Retype all the records with nothing changed.

**SOURCE DATA**
--- --- ---

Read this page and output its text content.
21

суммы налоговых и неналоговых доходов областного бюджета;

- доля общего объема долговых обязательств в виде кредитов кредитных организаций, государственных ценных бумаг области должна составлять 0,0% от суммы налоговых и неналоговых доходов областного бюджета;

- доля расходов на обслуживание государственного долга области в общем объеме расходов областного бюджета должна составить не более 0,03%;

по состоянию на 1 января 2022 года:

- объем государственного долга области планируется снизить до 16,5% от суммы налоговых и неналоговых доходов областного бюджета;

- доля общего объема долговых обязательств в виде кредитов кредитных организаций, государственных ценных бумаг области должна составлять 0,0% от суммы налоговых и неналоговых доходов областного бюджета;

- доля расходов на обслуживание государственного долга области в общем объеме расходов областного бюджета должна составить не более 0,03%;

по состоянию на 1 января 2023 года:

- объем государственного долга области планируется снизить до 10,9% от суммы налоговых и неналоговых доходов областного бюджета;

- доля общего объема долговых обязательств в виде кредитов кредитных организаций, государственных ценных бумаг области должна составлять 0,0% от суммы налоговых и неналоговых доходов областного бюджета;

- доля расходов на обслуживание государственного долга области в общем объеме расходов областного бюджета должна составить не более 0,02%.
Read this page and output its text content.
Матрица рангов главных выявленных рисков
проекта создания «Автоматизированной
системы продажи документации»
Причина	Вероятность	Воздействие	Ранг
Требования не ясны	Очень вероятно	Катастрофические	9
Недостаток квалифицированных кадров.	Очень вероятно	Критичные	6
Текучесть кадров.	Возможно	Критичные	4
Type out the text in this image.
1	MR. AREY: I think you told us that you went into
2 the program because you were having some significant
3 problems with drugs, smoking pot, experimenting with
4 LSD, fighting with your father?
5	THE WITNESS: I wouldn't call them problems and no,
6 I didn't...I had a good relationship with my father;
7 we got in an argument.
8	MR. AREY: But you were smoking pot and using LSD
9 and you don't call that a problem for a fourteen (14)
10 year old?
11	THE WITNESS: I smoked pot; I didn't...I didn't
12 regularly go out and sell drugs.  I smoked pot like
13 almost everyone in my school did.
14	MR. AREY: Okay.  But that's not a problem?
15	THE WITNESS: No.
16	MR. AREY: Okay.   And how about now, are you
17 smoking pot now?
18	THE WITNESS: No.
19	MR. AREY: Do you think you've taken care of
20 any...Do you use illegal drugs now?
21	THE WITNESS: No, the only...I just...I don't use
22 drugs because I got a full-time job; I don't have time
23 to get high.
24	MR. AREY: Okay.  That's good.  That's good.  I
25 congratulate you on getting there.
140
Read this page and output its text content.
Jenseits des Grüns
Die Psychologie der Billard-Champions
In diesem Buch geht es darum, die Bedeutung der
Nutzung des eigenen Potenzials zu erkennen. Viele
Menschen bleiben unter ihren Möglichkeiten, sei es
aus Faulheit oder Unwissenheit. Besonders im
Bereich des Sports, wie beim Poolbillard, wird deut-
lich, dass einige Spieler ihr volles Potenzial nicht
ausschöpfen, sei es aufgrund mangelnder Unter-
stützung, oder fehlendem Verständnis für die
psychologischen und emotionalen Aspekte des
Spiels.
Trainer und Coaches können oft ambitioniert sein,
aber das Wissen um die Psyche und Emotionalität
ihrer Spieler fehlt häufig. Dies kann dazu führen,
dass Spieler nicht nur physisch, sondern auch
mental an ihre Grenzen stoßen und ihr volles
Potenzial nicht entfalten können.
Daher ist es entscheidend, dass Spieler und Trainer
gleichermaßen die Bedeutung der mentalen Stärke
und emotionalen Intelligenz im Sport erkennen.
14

--- --- ---

**RESPONSE**
Read this page and output its text content.
21

суммы налоговых и неналоговых доходов областного бюджета;

- доля общего объема долговых обязательств в виде кредитов кредитных организаций, государственных ценных бумаг области должна составлять 0,0% от суммы налоговых и неналоговых доходов областного бюджета;

- доля расходов на обслуживание государственного долга области в общем объеме расходов областного бюджета должна составить не более 0,03%;

по состоянию на 1 января 2022 года:

- объем государственного долга области планируется снизить до 16,5% от суммы налоговых и неналоговых доходов областного бюджета;

- доля общего объема долговых обязательств в виде кредитов кредитных организаций, государственных ценных бумаг области должна составлять 0,0% от суммы налоговых и неналоговых доходов областного бюджета;

- доля расходов на обслуживание государственного долга области в общем объеме расходов областного бюджета должна составить не более 0,03%;

по состоянию на 1 января 2023 года:

- объем государственного долга области планируется снизить до 10,9% от суммы налоговых и неналоговых доходов областного бюджета;

- доля общего объема долговых обязательств в виде кредитов кредитных организаций, государственных ценных бумаг области должна составлять 0,0% от суммы налоговых и неналоговых доходов областного бюджета;

- доля расходов на обслуживание государственного долга области в общем объеме расходов областного бюджета должна составить не более 0,02%.
Read this page and output its text content.
Матрица рангов главных выявленных рисков
проекта создания «Автоматизированной
системы продажи документации»
Причина	Вероятность	Воздействие	Ранг
Требования не ясны	Очень вероятно	Катастрофические	9
Недостаток квалифицированных кадров.	Очень вероятно	Критичные	6
Текучесть кадров.	Возможно	Критичные	4
Type out the text in this image.
1	MR. AREY: I think you told us that you went into
2 the program because you were having some significant
3 problems with drugs, smoking pot, experimenting with
4 LSD, fighting with your father?
5	THE WITNESS: I wouldn't call them problems and no,
6 I didn't...I had a good relationship with my father;
7 we got in an argument.
8	MR. AREY: But you were smoking pot and using LSD
9 and you don't call that a problem for a fourteen (14)
10 year old?
11	THE WITNESS: I smoked pot; I didn't...I didn't
12 regularly go out and sell drugs.  I smoked pot like
13 almost everyone in my school did.
14	MR. AREY: Okay.  But that's not a problem?
15	THE WITNESS: No.
16	MR. AREY: Okay.   And how about now, are you
17 smoking pot now?
18	THE WITNESS: No.
19	MR. AREY: Do you think you've taken care of
20 any...Do you use illegal drugs now?
21	THE WITNESS: No, the only...I just...I don't use
22 drugs because I got a full-time job; I don't have time
23 to get high.
24	MR. AREY: Okay.  That's good.  That's good.  I
25 congratulate you on getting there.
140
Read this page and output its text content.
Jenseits des Grüns
Die Psychologie der Billard-Champions
In diesem Buch geht es darum, die Bedeutung der
Nutzung des eigenen Potenzials zu erkennen. Viele
Menschen bleiben unter ihren Möglichkeiten, sei es
aus Faulheit oder Unwissenheit. Besonders im
Bereich des Sports, wie beim Poolbillard, wird deut-
lich, dass einige Spieler ihr volles Potenzial nicht
ausschöpfen, sei es aufgrund mangelnder Unter-
stützung, oder fehlendem Verständnis für die
psychologischen und emotionalen Aspekte des
Spiels.
Trainer und Coaches können oft ambitioniert sein,
aber das Wissen um die Psyche und Emotionalität
ihrer Spieler fehlt häufig. Dies kann dazu führen,
dass Spieler nicht nur physisch, sondern auch
mental an ihre Grenzen stoßen und ihr volles
Potenzial nicht entfalten können.
Daher ist es entscheidend, dass Spieler und Trainer
gleichermaßen die Bedeutung der mentalen Stärke
und emotionalen Intelligenz im Sport erkennen.
14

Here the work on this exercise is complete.